→ **Task details**: Write out again only the lines running from the one that contains "Output the text content of this document." to the end of the records below, including both the first and the last.

[BEGIN Rows]

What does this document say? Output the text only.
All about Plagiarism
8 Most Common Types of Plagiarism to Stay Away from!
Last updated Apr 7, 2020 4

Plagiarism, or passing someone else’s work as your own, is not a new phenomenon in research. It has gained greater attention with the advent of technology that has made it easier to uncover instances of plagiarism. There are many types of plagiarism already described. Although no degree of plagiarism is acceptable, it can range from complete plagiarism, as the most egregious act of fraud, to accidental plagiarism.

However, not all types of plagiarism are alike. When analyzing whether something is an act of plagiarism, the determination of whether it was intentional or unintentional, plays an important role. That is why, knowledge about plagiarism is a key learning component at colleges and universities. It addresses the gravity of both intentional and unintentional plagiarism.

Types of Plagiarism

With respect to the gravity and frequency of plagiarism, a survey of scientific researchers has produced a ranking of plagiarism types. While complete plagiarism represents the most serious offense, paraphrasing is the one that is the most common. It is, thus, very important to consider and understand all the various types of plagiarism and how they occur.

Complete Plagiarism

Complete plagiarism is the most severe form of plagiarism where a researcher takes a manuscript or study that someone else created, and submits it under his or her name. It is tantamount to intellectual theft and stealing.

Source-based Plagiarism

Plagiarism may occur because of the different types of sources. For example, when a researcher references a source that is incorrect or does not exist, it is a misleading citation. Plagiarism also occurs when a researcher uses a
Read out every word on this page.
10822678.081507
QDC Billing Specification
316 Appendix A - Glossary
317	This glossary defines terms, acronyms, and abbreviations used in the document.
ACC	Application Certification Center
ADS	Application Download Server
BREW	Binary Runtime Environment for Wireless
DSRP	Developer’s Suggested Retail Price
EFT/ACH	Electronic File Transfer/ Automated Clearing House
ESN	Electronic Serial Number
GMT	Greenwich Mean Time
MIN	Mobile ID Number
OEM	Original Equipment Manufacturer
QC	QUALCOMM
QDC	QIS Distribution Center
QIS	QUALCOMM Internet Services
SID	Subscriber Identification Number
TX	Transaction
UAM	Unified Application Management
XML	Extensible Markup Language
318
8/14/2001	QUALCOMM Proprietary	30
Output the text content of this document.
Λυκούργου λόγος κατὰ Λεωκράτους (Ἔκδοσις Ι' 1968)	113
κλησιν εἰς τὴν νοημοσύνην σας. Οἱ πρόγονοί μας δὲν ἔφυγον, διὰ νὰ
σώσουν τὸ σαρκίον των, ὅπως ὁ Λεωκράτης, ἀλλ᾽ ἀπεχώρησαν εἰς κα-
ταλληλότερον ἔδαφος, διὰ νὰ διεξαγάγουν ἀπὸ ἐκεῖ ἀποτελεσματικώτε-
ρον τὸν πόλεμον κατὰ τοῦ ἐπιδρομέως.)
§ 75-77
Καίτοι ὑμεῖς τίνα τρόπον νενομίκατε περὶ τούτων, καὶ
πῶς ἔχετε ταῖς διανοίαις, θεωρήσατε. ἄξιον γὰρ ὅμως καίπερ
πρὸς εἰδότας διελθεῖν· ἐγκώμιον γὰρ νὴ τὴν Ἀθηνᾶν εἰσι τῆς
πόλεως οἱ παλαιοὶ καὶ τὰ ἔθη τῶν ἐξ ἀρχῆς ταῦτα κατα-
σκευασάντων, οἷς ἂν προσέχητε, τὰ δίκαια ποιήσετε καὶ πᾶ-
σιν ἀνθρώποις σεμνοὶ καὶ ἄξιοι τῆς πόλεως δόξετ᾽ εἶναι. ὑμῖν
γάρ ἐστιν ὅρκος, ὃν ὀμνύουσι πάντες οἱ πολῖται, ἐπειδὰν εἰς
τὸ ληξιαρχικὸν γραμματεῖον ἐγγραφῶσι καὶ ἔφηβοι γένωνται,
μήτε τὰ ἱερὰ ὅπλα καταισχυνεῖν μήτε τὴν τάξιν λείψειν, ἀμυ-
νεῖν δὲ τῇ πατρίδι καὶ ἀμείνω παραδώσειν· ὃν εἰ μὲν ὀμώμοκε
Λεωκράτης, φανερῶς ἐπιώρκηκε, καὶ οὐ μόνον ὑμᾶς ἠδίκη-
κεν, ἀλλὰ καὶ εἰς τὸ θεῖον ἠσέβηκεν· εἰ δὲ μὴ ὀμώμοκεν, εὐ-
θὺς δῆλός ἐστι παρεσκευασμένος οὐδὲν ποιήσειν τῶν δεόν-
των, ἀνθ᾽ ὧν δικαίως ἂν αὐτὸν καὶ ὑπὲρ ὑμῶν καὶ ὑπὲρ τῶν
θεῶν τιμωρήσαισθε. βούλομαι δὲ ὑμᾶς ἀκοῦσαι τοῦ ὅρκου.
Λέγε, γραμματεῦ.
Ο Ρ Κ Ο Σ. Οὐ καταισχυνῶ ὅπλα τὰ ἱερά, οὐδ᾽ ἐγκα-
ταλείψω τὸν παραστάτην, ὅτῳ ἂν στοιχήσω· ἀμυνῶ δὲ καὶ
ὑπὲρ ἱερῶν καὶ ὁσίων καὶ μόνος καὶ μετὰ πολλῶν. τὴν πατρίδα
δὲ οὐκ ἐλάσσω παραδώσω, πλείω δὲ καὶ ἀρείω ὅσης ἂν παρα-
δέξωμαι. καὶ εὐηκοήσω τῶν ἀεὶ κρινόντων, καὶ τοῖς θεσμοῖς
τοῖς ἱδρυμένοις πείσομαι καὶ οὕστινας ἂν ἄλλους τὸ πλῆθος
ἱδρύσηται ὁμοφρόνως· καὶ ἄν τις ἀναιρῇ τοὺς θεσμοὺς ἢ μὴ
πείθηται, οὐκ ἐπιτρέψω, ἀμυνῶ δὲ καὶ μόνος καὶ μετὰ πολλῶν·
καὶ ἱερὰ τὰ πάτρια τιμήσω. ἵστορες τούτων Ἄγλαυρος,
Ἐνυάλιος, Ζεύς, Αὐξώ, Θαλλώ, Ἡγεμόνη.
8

[END Rows]

→ **Full response**:
Output the text content of this document.
Λυκούργου λόγος κατὰ Λεωκράτους (Ἔκδοσις Ι' 1968)	113
κλησιν εἰς τὴν νοημοσύνην σας. Οἱ πρόγονοί μας δὲν ἔφυγον, διὰ νὰ
σώσουν τὸ σαρκίον των, ὅπως ὁ Λεωκράτης, ἀλλ᾽ ἀπεχώρησαν εἰς κα-
ταλληλότερον ἔδαφος, διὰ νὰ διεξαγάγουν ἀπὸ ἐκεῖ ἀποτελεσματικώτε-
ρον τὸν πόλεμον κατὰ τοῦ ἐπιδρομέως.)
§ 75-77
Καίτοι ὑμεῖς τίνα τρόπον νενομίκατε περὶ τούτων, καὶ
πῶς ἔχετε ταῖς διανοίαις, θεωρήσατε. ἄξιον γὰρ ὅμως καίπερ
πρὸς εἰδότας διελθεῖν· ἐγκώμιον γὰρ νὴ τὴν Ἀθηνᾶν εἰσι τῆς
πόλεως οἱ παλαιοὶ καὶ τὰ ἔθη τῶν ἐξ ἀρχῆς ταῦτα κατα-
σκευασάντων, οἷς ἂν προσέχητε, τὰ δίκαια ποιήσετε καὶ πᾶ-
σιν ἀνθρώποις σεμνοὶ καὶ ἄξιοι τῆς πόλεως δόξετ᾽ εἶναι. ὑμῖν
γάρ ἐστιν ὅρκος, ὃν ὀμνύουσι πάντες οἱ πολῖται, ἐπειδὰν εἰς
τὸ ληξιαρχικὸν γραμματεῖον ἐγγραφῶσι καὶ ἔφηβοι γένωνται,
μήτε τὰ ἱερὰ ὅπλα καταισχυνεῖν μήτε τὴν τάξιν λείψειν, ἀμυ-
νεῖν δὲ τῇ πατρίδι καὶ ἀμείνω παραδώσειν· ὃν εἰ μὲν ὀμώμοκε
Λεωκράτης, φανερῶς ἐπιώρκηκε, καὶ οὐ μόνον ὑμᾶς ἠδίκη-
κεν, ἀλλὰ καὶ εἰς τὸ θεῖον ἠσέβηκεν· εἰ δὲ μὴ ὀμώμοκεν, εὐ-
θὺς δῆλός ἐστι παρεσκευασμένος οὐδὲν ποιήσειν τῶν δεόν-
των, ἀνθ᾽ ὧν δικαίως ἂν αὐτὸν καὶ ὑπὲρ ὑμῶν καὶ ὑπὲρ τῶν
θεῶν τιμωρήσαισθε. βούλομαι δὲ ὑμᾶς ἀκοῦσαι τοῦ ὅρκου.
Λέγε, γραμματεῦ.
Ο Ρ Κ Ο Σ. Οὐ καταισχυνῶ ὅπλα τὰ ἱερά, οὐδ᾽ ἐγκα-
ταλείψω τὸν παραστάτην, ὅτῳ ἂν στοιχήσω· ἀμυνῶ δὲ καὶ
ὑπὲρ ἱερῶν καὶ ὁσίων καὶ μόνος καὶ μετὰ πολλῶν. τὴν πατρίδα
δὲ οὐκ ἐλάσσω παραδώσω, πλείω δὲ καὶ ἀρείω ὅσης ἂν παρα-
δέξωμαι. καὶ εὐηκοήσω τῶν ἀεὶ κρινόντων, καὶ τοῖς θεσμοῖς
τοῖς ἱδρυμένοις πείσομαι καὶ οὕστινας ἂν ἄλλους τὸ πλῆθος
ἱδρύσηται ὁμοφρόνως· καὶ ἄν τις ἀναιρῇ τοὺς θεσμοὺς ἢ μὴ
πείθηται, οὐκ ἐπιτρέψω, ἀμυνῶ δὲ καὶ μόνος καὶ μετὰ πολλῶν·
καὶ ἱερὰ τὰ πάτρια τιμήσω. ἵστορες τούτων Ἄγλαυρος,
Ἐνυάλιος, Ζεύς, Αὐξώ, Θαλλώ, Ἡγεμόνη.
8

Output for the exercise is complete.